#### GIVEN EXERCISE
Write every record out again exactly, and keep images out of it.

(Collected data entries)
* BEGIN *
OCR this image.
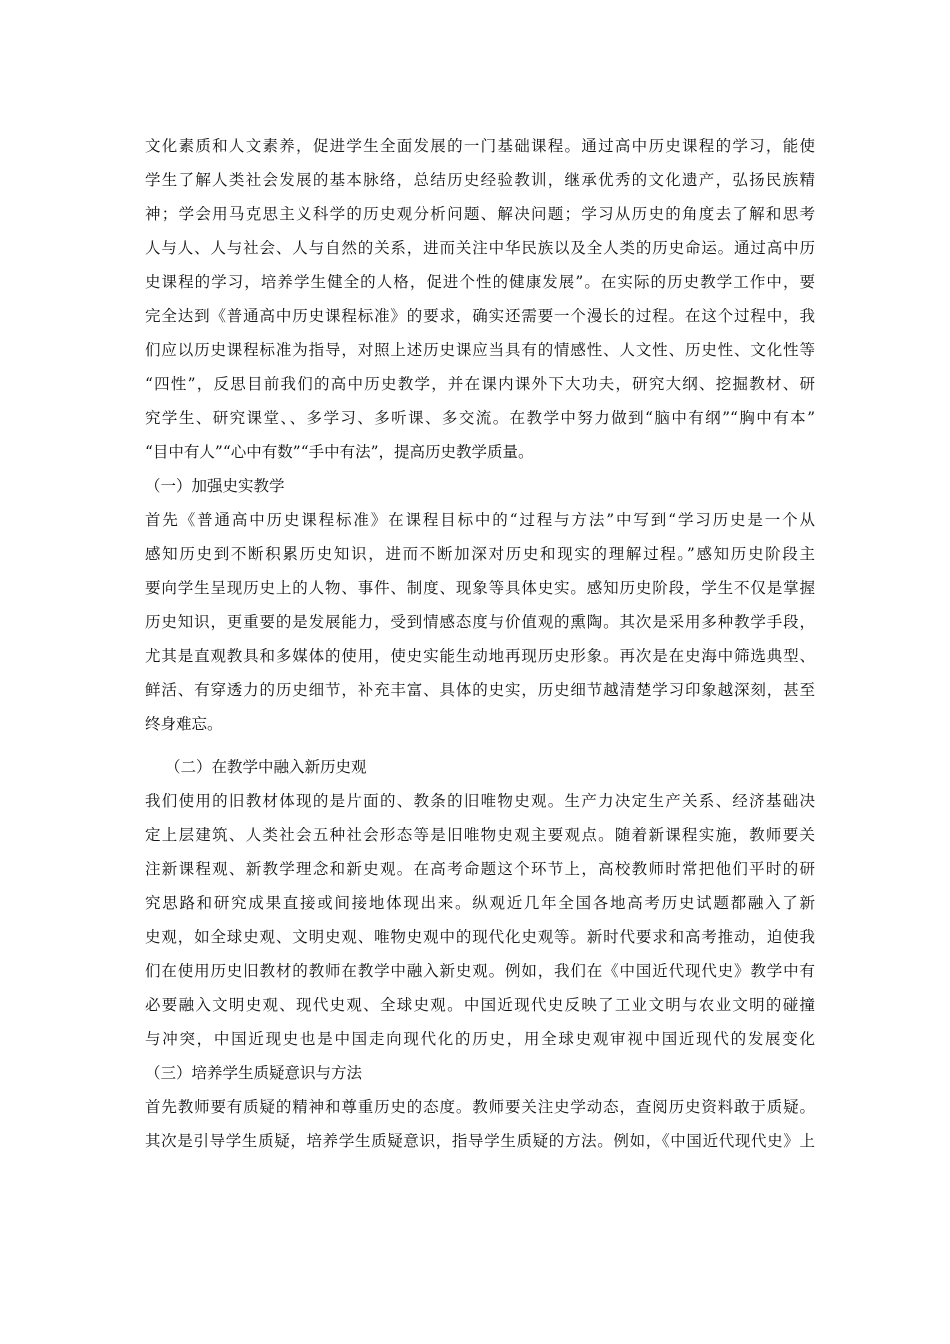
文化素质和人文素养，促进学生全面发展的一门基础课程。通过高中历史课程的学习，能使
学生了解人类社会发展的基本脉络，总结历史经验教训，继承优秀的文化遗产，弘扬民族精
神；学会用马克思主义科学的历史观分析问题、解决问题；学习从历史的角度去了解和思考
人与人、人与社会、人与自然的关系，进而关注中华民族以及全人类的历史命运。通过高中历
史课程的学习，培养学生健全的人格，促进个性的健康发展”。在实际的历史教学工作中，要
完全达到《普通高中历史课程标准》的要求，确实还需要一个漫长的过程。在这个过程中，我
们应以历史课程标准为指导，对照上述历史课应当具有的情感性、人文性、历史性、文化性等
“四性”，反思目前我们的高中历史教学，并在课内课外下大功夫，研究大纲、挖掘教材、研
究学生、研究课堂、、多学习、多听课、多交流。在教学中努力做到“脑中有纲”“胸中有本”
“目中有人”“心中有数”“手中有法”，提高历史教学质量。
（一）加强史实教学
首先《普通高中历史课程标准》在课程目标中的“过程与方法”中写到“学习历史是一个从
感知历史到不断积累历史知识，进而不断加深对历史和现实的理解过程。”感知历史阶段主
要向学生呈现历史上的人物、事件、制度、现象等具体史实。感知历史阶段，学生不仅是掌握
历史知识，更重要的是发展能力，受到情感态度与价值观的熏陶。其次是采用多种教学手段，
尤其是直观教具和多媒体的使用，使史实能生动地再现历史形象。再次是在史海中筛选典型、
鲜活、有穿透力的历史细节，补充丰富、具体的史实，历史细节越清楚学习印象越深刻，甚至
终身难忘。
（二）在教学中融入新历史观
我们使用的旧教材体现的是片面的、教条的旧唯物史观。生产力决定生产关系、经济基础决
定上层建筑、人类社会五种社会形态等是旧唯物史观主要观点。随着新课程实施，教师要关
注新课程观、新教学理念和新史观。在高考命题这个环节上，高校教师时常把他们平时的研
究思路和研究成果直接或间接地体现出来。纵观近几年全国各地高考历史试题都融入了新
史观，如全球史观、文明史观、唯物史观中的现代化史观等。新时代要求和高考推动，迫使我
们在使用历史旧教材的教师在教学中融入新史观。例如，我们在《中国近代现代史》教学中有
必要融入文明史观、现代史观、全球史观。中国近现代史反映了工业文明与农业文明的碰撞
与冲突，中国近现史也是中国走向现代化的历史，用全球史观审视中国近现代的发展变化
（三）培养学生质疑意识与方法
首先教师要有质疑的精神和尊重历史的态度。教师要关注史学动态，查阅历史资料敢于质疑。
其次是引导学生质疑，培养学生质疑意识，指导学生质疑的方法。例如，《中国近代现代史》上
* END *
#### TASK RESULT
OCR this image.
文化素质和人文素养，促进学生全面发展的一门基础课程。通过高中历史课程的学习，能使
学生了解人类社会发展的基本脉络，总结历史经验教训，继承优秀的文化遗产，弘扬民族精
神；学会用马克思主义科学的历史观分析问题、解决问题；学习从历史的角度去了解和思考
人与人、人与社会、人与自然的关系，进而关注中华民族以及全人类的历史命运。通过高中历
史课程的学习，培养学生健全的人格，促进个性的健康发展”。在实际的历史教学工作中，要
完全达到《普通高中历史课程标准》的要求，确实还需要一个漫长的过程。在这个过程中，我
们应以历史课程标准为指导，对照上述历史课应当具有的情感性、人文性、历史性、文化性等
“四性”，反思目前我们的高中历史教学，并在课内课外下大功夫，研究大纲、挖掘教材、研
究学生、研究课堂、、多学习、多听课、多交流。在教学中努力做到“脑中有纲”“胸中有本”
“目中有人”“心中有数”“手中有法”，提高历史教学质量。
（一）加强史实教学
首先《普通高中历史课程标准》在课程目标中的“过程与方法”中写到“学习历史是一个从
感知历史到不断积累历史知识，进而不断加深对历史和现实的理解过程。”感知历史阶段主
要向学生呈现历史上的人物、事件、制度、现象等具体史实。感知历史阶段，学生不仅是掌握
历史知识，更重要的是发展能力，受到情感态度与价值观的熏陶。其次是采用多种教学手段，
尤其是直观教具和多媒体的使用，使史实能生动地再现历史形象。再次是在史海中筛选典型、
鲜活、有穿透力的历史细节，补充丰富、具体的史实，历史细节越清楚学习印象越深刻，甚至
终身难忘。
（二）在教学中融入新历史观
我们使用的旧教材体现的是片面的、教条的旧唯物史观。生产力决定生产关系、经济基础决
定上层建筑、人类社会五种社会形态等是旧唯物史观主要观点。随着新课程实施，教师要关
注新课程观、新教学理念和新史观。在高考命题这个环节上，高校教师时常把他们平时的研
究思路和研究成果直接或间接地体现出来。纵观近几年全国各地高考历史试题都融入了新
史观，如全球史观、文明史观、唯物史观中的现代化史观等。新时代要求和高考推动，迫使我
们在使用历史旧教材的教师在教学中融入新史观。例如，我们在《中国近代现代史》教学中有
必要融入文明史观、现代史观、全球史观。中国近现代史反映了工业文明与农业文明的碰撞
与冲突，中国近现史也是中国走向现代化的历史，用全球史观审视中国近现代的发展变化
（三）培养学生质疑意识与方法
首先教师要有质疑的精神和尊重历史的态度。教师要关注史学动态，查阅历史资料敢于质疑。
其次是引导学生质疑，培养学生质疑意识，指导学生质疑的方法。例如，《中国近代现代史》上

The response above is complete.